What is being asked :: Below is a set of records. Repeat all of them exactly.

Dataset items:
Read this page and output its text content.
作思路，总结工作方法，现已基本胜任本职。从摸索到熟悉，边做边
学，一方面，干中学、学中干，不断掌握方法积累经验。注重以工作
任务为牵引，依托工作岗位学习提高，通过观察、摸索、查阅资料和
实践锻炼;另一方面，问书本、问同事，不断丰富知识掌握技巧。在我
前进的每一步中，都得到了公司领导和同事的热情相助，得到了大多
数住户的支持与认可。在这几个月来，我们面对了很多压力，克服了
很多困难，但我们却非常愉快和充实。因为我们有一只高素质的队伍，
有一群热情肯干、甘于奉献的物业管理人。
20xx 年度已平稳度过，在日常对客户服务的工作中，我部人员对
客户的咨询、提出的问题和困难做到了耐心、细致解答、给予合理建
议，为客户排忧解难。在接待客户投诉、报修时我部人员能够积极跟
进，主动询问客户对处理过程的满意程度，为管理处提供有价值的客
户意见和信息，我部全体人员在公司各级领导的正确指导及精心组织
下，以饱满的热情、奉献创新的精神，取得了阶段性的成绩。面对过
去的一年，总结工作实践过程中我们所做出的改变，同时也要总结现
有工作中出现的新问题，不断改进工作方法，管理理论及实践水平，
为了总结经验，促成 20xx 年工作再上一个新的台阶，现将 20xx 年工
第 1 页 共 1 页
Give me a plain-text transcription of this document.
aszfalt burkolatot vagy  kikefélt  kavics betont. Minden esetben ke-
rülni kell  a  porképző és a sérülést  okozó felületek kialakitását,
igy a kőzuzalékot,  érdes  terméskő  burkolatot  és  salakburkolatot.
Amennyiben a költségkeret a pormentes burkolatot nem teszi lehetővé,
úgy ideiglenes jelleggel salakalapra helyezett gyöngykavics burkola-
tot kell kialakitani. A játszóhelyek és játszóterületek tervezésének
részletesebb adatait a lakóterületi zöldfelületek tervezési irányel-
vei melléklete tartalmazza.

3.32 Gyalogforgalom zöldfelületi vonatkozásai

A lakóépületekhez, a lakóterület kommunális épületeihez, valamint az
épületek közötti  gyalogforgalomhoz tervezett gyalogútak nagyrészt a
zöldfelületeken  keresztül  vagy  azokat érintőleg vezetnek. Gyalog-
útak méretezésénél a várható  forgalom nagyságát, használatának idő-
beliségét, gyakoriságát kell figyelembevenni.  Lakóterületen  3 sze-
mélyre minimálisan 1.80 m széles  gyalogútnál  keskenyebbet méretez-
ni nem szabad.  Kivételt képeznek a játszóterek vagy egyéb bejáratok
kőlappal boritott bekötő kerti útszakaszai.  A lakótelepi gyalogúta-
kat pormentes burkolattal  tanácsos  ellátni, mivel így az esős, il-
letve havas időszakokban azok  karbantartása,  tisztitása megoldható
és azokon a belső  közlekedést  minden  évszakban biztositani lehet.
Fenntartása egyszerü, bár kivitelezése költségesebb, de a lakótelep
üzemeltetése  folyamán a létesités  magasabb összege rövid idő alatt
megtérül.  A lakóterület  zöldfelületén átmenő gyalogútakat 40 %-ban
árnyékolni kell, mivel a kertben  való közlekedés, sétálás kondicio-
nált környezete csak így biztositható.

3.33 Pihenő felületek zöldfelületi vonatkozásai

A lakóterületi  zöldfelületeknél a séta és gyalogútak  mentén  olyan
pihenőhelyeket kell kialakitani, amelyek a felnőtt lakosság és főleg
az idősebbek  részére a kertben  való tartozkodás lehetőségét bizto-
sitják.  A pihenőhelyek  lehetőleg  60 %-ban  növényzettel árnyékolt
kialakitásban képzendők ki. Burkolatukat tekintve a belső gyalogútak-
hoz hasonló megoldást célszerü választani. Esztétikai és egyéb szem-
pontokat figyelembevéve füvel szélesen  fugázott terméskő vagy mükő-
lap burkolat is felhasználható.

Exercise result ::
Read this page and output its text content.
作思路，总结工作方法，现已基本胜任本职。从摸索到熟悉，边做边
学，一方面，干中学、学中干，不断掌握方法积累经验。注重以工作
任务为牵引，依托工作岗位学习提高，通过观察、摸索、查阅资料和
实践锻炼;另一方面，问书本、问同事，不断丰富知识掌握技巧。在我
前进的每一步中，都得到了公司领导和同事的热情相助，得到了大多
数住户的支持与认可。在这几个月来，我们面对了很多压力，克服了
很多困难，但我们却非常愉快和充实。因为我们有一只高素质的队伍，
有一群热情肯干、甘于奉献的物业管理人。
20xx 年度已平稳度过，在日常对客户服务的工作中，我部人员对
客户的咨询、提出的问题和困难做到了耐心、细致解答、给予合理建
议，为客户排忧解难。在接待客户投诉、报修时我部人员能够积极跟
进，主动询问客户对处理过程的满意程度，为管理处提供有价值的客
户意见和信息，我部全体人员在公司各级领导的正确指导及精心组织
下，以饱满的热情、奉献创新的精神，取得了阶段性的成绩。面对过
去的一年，总结工作实践过程中我们所做出的改变，同时也要总结现
有工作中出现的新问题，不断改进工作方法，管理理论及实践水平，
为了总结经验，促成 20xx 年工作再上一个新的台阶，现将 20xx 年工
第 1 页 共 1 页
Give me a plain-text transcription of this document.
aszfalt burkolatot vagy  kikefélt  kavics betont. Minden esetben ke-
rülni kell  a  porképző és a sérülést  okozó felületek kialakitását,
igy a kőzuzalékot,  érdes  terméskő  burkolatot  és  salakburkolatot.
Amennyiben a költségkeret a pormentes burkolatot nem teszi lehetővé,
úgy ideiglenes jelleggel salakalapra helyezett gyöngykavics burkola-
tot kell kialakitani. A játszóhelyek és játszóterületek tervezésének
részletesebb adatait a lakóterületi zöldfelületek tervezési irányel-
vei melléklete tartalmazza.

3.32 Gyalogforgalom zöldfelületi vonatkozásai

A lakóépületekhez, a lakóterület kommunális épületeihez, valamint az
épületek közötti  gyalogforgalomhoz tervezett gyalogútak nagyrészt a
zöldfelületeken  keresztül  vagy  azokat érintőleg vezetnek. Gyalog-
útak méretezésénél a várható  forgalom nagyságát, használatának idő-
beliségét, gyakoriságát kell figyelembevenni.  Lakóterületen  3 sze-
mélyre minimálisan 1.80 m széles  gyalogútnál  keskenyebbet méretez-
ni nem szabad.  Kivételt képeznek a játszóterek vagy egyéb bejáratok
kőlappal boritott bekötő kerti útszakaszai.  A lakótelepi gyalogúta-
kat pormentes burkolattal  tanácsos  ellátni, mivel így az esős, il-
letve havas időszakokban azok  karbantartása,  tisztitása megoldható
és azokon a belső  közlekedést  minden  évszakban biztositani lehet.
Fenntartása egyszerü, bár kivitelezése költségesebb, de a lakótelep
üzemeltetése  folyamán a létesités  magasabb összege rövid idő alatt
megtérül.  A lakóterület  zöldfelületén átmenő gyalogútakat 40 %-ban
árnyékolni kell, mivel a kertben  való közlekedés, sétálás kondicio-
nált környezete csak így biztositható.

3.33 Pihenő felületek zöldfelületi vonatkozásai

A lakóterületi  zöldfelületeknél a séta és gyalogútak  mentén  olyan
pihenőhelyeket kell kialakitani, amelyek a felnőtt lakosság és főleg
az idősebbek  részére a kertben  való tartozkodás lehetőségét bizto-
sitják.  A pihenőhelyek  lehetőleg  60 %-ban  növényzettel árnyékolt
kialakitásban képzendők ki. Burkolatukat tekintve a belső gyalogútak-
hoz hasonló megoldást célszerü választani. Esztétikai és egyéb szem-
pontokat figyelembevéve füvel szélesen  fugázott terméskő vagy mükő-
lap burkolat is felhasználható.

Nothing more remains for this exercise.